SHORT EXERCISE: Review the lines that follow and copy each one that contains the word "JSON".

ENTRIES SUPPLIED:
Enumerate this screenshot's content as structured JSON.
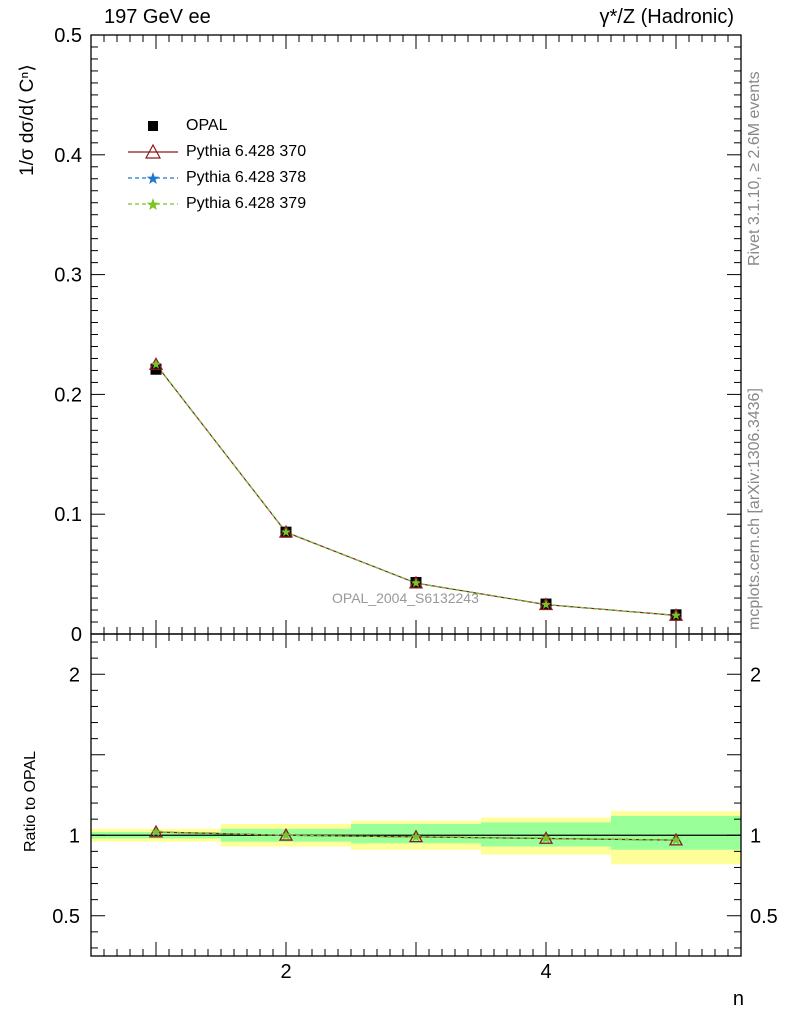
{
  "header": {
    "left": "197 GeV ee",
    "right": "γ*/Z (Hadronic)"
  },
  "side": {
    "rivet": "Rivet 3.1.10, ≥ 2.6M events",
    "mcplots": "mcplots.cern.ch [arXiv:1306.3436]"
  },
  "watermark": "OPAL_2004_S6132243",
  "chart_data": [
    {
      "type": "line",
      "ylabel": "1/σ dσ/d⟨ Cⁿ⟩",
      "ylim": [
        0,
        0.5
      ],
      "yticks": [
        0,
        0.1,
        0.2,
        0.3,
        0.4,
        0.5
      ],
      "ytick_labels": [
        "0",
        "0.1",
        "0.2",
        "0.3",
        "0.4",
        "0.5"
      ],
      "xlim": [
        0.5,
        5.5
      ],
      "x": [
        1,
        2,
        3,
        4,
        5
      ],
      "series": [
        {
          "name": "OPAL",
          "values": [
            0.221,
            0.085,
            0.043,
            0.025,
            0.016
          ],
          "color": "#000000",
          "marker": "square"
        },
        {
          "name": "Pythia 6.428 370",
          "values": [
            0.225,
            0.085,
            0.0425,
            0.0245,
            0.0155
          ],
          "color": "#8b1a1a",
          "marker": "triangle"
        },
        {
          "name": "Pythia 6.428 378",
          "values": [
            0.225,
            0.085,
            0.0425,
            0.0245,
            0.0155
          ],
          "color": "#1f77d0",
          "marker": "star"
        },
        {
          "name": "Pythia 6.428 379",
          "values": [
            0.225,
            0.085,
            0.0425,
            0.0245,
            0.0155
          ],
          "color": "#7ac520",
          "marker": "star"
        }
      ],
      "legend": "top-left",
      "grid": false
    },
    {
      "type": "line",
      "ylabel": "Ratio to OPAL",
      "xlabel": "n",
      "ylim": [
        0.25,
        2.25
      ],
      "yticks": [
        0.5,
        1,
        2
      ],
      "ytick_labels": [
        "0.5",
        "1",
        "2"
      ],
      "xlim": [
        0.5,
        5.5
      ],
      "xticks": [
        2,
        4
      ],
      "xtick_labels": [
        "2",
        "4"
      ],
      "x": [
        1,
        2,
        3,
        4,
        5
      ],
      "bins": [
        [
          0.5,
          1.5
        ],
        [
          1.5,
          2.5
        ],
        [
          2.5,
          3.5
        ],
        [
          3.5,
          4.5
        ],
        [
          4.5,
          5.5
        ]
      ],
      "band_inner": [
        [
          0.98,
          1.02
        ],
        [
          0.96,
          1.04
        ],
        [
          0.95,
          1.07
        ],
        [
          0.93,
          1.08
        ],
        [
          0.91,
          1.12
        ]
      ],
      "band_outer": [
        [
          0.96,
          1.04
        ],
        [
          0.93,
          1.07
        ],
        [
          0.91,
          1.09
        ],
        [
          0.88,
          1.11
        ],
        [
          0.82,
          1.15
        ]
      ],
      "band_colors": {
        "inner": "#99ff99",
        "outer": "#ffff99"
      },
      "series": [
        {
          "name": "Pythia 6.428 370",
          "values": [
            1.02,
            1.0,
            0.99,
            0.98,
            0.97
          ],
          "color": "#8b1a1a",
          "marker": "triangle"
        },
        {
          "name": "Pythia 6.428 378",
          "values": [
            1.02,
            1.0,
            0.99,
            0.98,
            0.97
          ],
          "color": "#1f77d0",
          "marker": "star"
        },
        {
          "name": "Pythia 6.428 379",
          "values": [
            1.02,
            1.0,
            0.99,
            0.98,
            0.97
          ],
          "color": "#7ac520",
          "marker": "star"
        }
      ]
    }
  ]
}
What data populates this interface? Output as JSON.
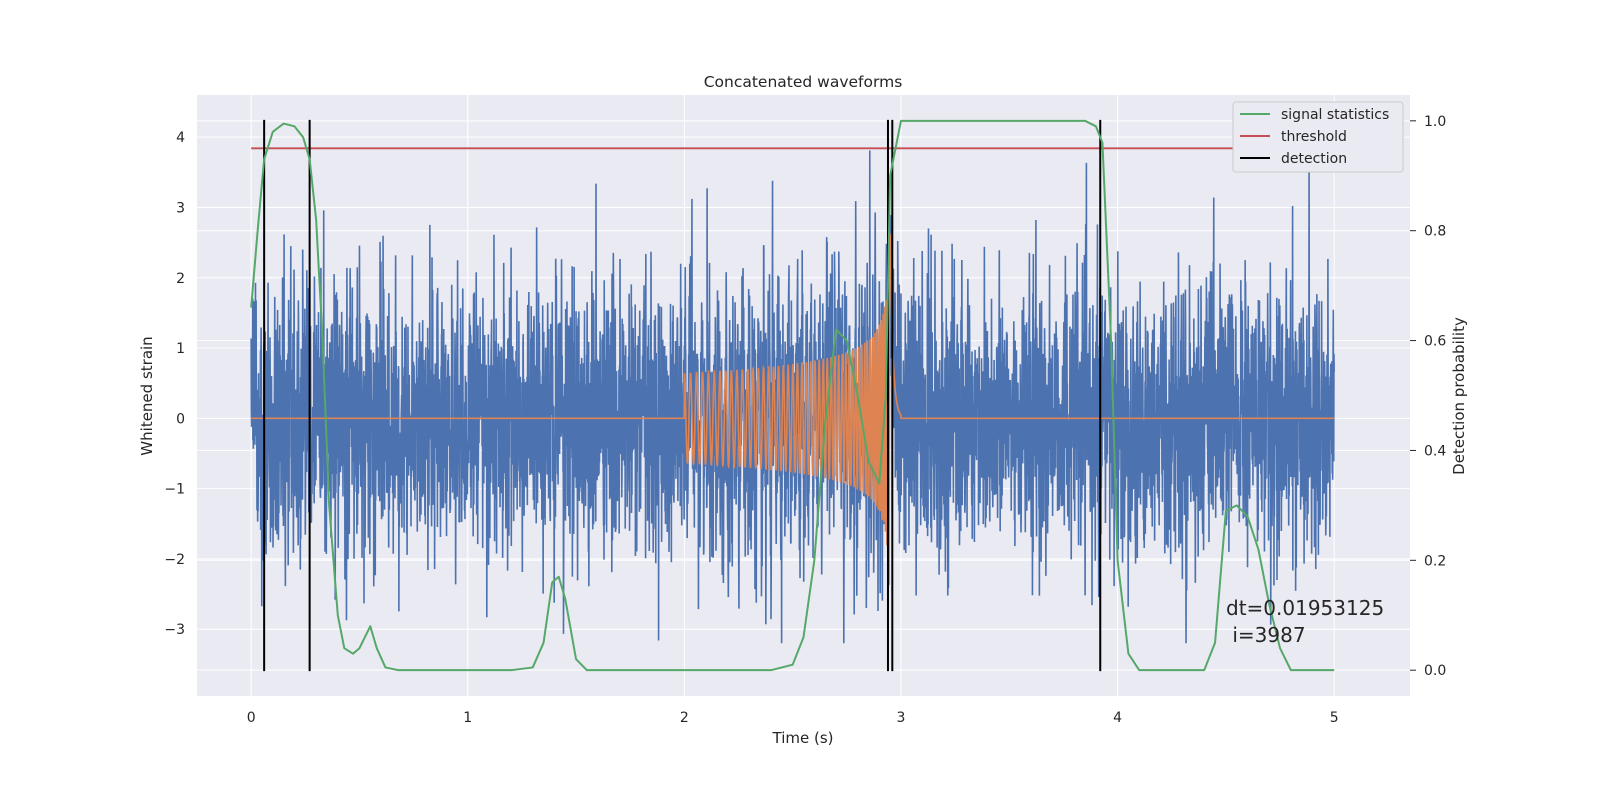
{
  "chart_data": {
    "type": "line",
    "title": "Concatenated waveforms",
    "xlabel": "Time (s)",
    "ylabel": "Whitened strain",
    "ylabel_right": "Detection probability",
    "xlim": [
      -0.25,
      5.35
    ],
    "ylim": [
      -3.95,
      4.6
    ],
    "ylim_right": [
      -0.047,
      1.047
    ],
    "xticks": [
      "0",
      "1",
      "2",
      "3",
      "4",
      "5"
    ],
    "yticks": [
      "−3",
      "−2",
      "−1",
      "0",
      "1",
      "2",
      "3",
      "4"
    ],
    "yticks_right": [
      "0.0",
      "0.2",
      "0.4",
      "0.6",
      "0.8",
      "1.0"
    ],
    "grid": true,
    "legend_position": "top-right",
    "colors": {
      "noise": "#4c72b0",
      "signal": "#dd8452",
      "statistic": "#55a868",
      "threshold": "#c44e52",
      "detection": "#000000",
      "background": "#eaeaf2",
      "grid": "#ffffff"
    },
    "legend": [
      {
        "label": "signal statistics",
        "color": "#55a868"
      },
      {
        "label": "threshold",
        "color": "#c44e52"
      },
      {
        "label": "detection",
        "color": "#000000"
      }
    ],
    "noise": {
      "x_start": 0,
      "x_end": 5,
      "amplitude_range": [
        -3.2,
        3.9
      ],
      "typical_envelope": 2.3
    },
    "injected_signal": {
      "t_start": 2.0,
      "t_merger": 2.95,
      "t_end": 3.0,
      "peak_amplitude": 2.7,
      "initial_amplitude": 0.28
    },
    "threshold": {
      "value": 0.95,
      "x_range": [
        0,
        5
      ]
    },
    "detections": [
      0.06,
      0.27,
      2.94,
      2.96,
      3.92
    ],
    "signal_statistics": {
      "x": [
        0,
        0.03,
        0.06,
        0.1,
        0.15,
        0.2,
        0.24,
        0.27,
        0.3,
        0.33,
        0.36,
        0.4,
        0.43,
        0.47,
        0.5,
        0.55,
        0.58,
        0.62,
        0.68,
        0.8,
        1.0,
        1.2,
        1.3,
        1.35,
        1.39,
        1.42,
        1.45,
        1.5,
        1.55,
        1.6,
        2.0,
        2.4,
        2.5,
        2.55,
        2.6,
        2.65,
        2.7,
        2.75,
        2.8,
        2.85,
        2.9,
        2.93,
        2.95,
        3.0,
        3.5,
        3.85,
        3.9,
        3.93,
        3.97,
        4.0,
        4.05,
        4.1,
        4.4,
        4.45,
        4.5,
        4.55,
        4.6,
        4.65,
        4.7,
        4.75,
        4.8,
        4.9,
        5.0
      ],
      "y": [
        0.66,
        0.8,
        0.93,
        0.98,
        0.995,
        0.99,
        0.97,
        0.93,
        0.82,
        0.6,
        0.3,
        0.1,
        0.04,
        0.03,
        0.04,
        0.08,
        0.04,
        0.005,
        0.0,
        0.0,
        0.0,
        0.0,
        0.005,
        0.05,
        0.16,
        0.17,
        0.13,
        0.02,
        0.0,
        0.0,
        0.0,
        0.0,
        0.01,
        0.06,
        0.2,
        0.45,
        0.62,
        0.6,
        0.5,
        0.38,
        0.34,
        0.5,
        0.9,
        1.0,
        1.0,
        1.0,
        0.99,
        0.96,
        0.6,
        0.2,
        0.03,
        0.0,
        0.0,
        0.05,
        0.29,
        0.3,
        0.28,
        0.22,
        0.12,
        0.04,
        0.0,
        0.0,
        0.0
      ]
    },
    "annotation": [
      "dt=0.01953125",
      " i=3987"
    ]
  }
}
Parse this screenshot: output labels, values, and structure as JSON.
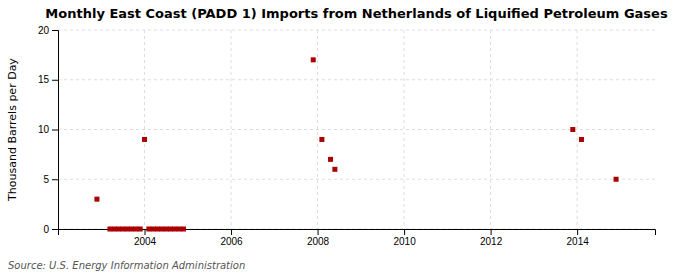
{
  "chart_data": {
    "type": "scatter",
    "title": "Monthly East Coast (PADD 1) Imports from Netherlands of Liquified Petroleum Gases",
    "ylabel": "Thousand Barrels per Day",
    "annotations": [
      "Source: U.S. Energy Information Administration"
    ],
    "x": [
      2002.9,
      2003.2,
      2003.3,
      2003.4,
      2003.5,
      2003.6,
      2003.7,
      2003.8,
      2003.9,
      2004.0,
      2004.1,
      2004.2,
      2004.3,
      2004.4,
      2004.5,
      2004.6,
      2004.7,
      2004.8,
      2004.9,
      2007.9,
      2008.1,
      2008.3,
      2008.4,
      2013.9,
      2014.1,
      2014.9
    ],
    "values": [
      3.0,
      0.0,
      0.0,
      0.0,
      0.0,
      0.0,
      0.0,
      0.0,
      0.0,
      9.0,
      0.0,
      0.0,
      0.0,
      0.0,
      0.0,
      0.0,
      0.0,
      0.0,
      0.0,
      17.0,
      9.0,
      7.0,
      6.0,
      10.0,
      9.0,
      5.0
    ],
    "color": "#aa0000",
    "marker": "square",
    "xlim": [
      2002.0,
      2015.8
    ],
    "ylim": [
      0,
      20
    ],
    "xticks": [
      2004,
      2006,
      2008,
      2010,
      2012,
      2014
    ],
    "yticks": [
      0,
      5,
      10,
      15,
      20
    ],
    "grid": true
  }
}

CORRECT OUTPUT:
Enumerate this screenshot's content as structured JSON.
What data populates this interface? Output as JSON.
Parse this screenshot: output labels, values, and structure as JSON.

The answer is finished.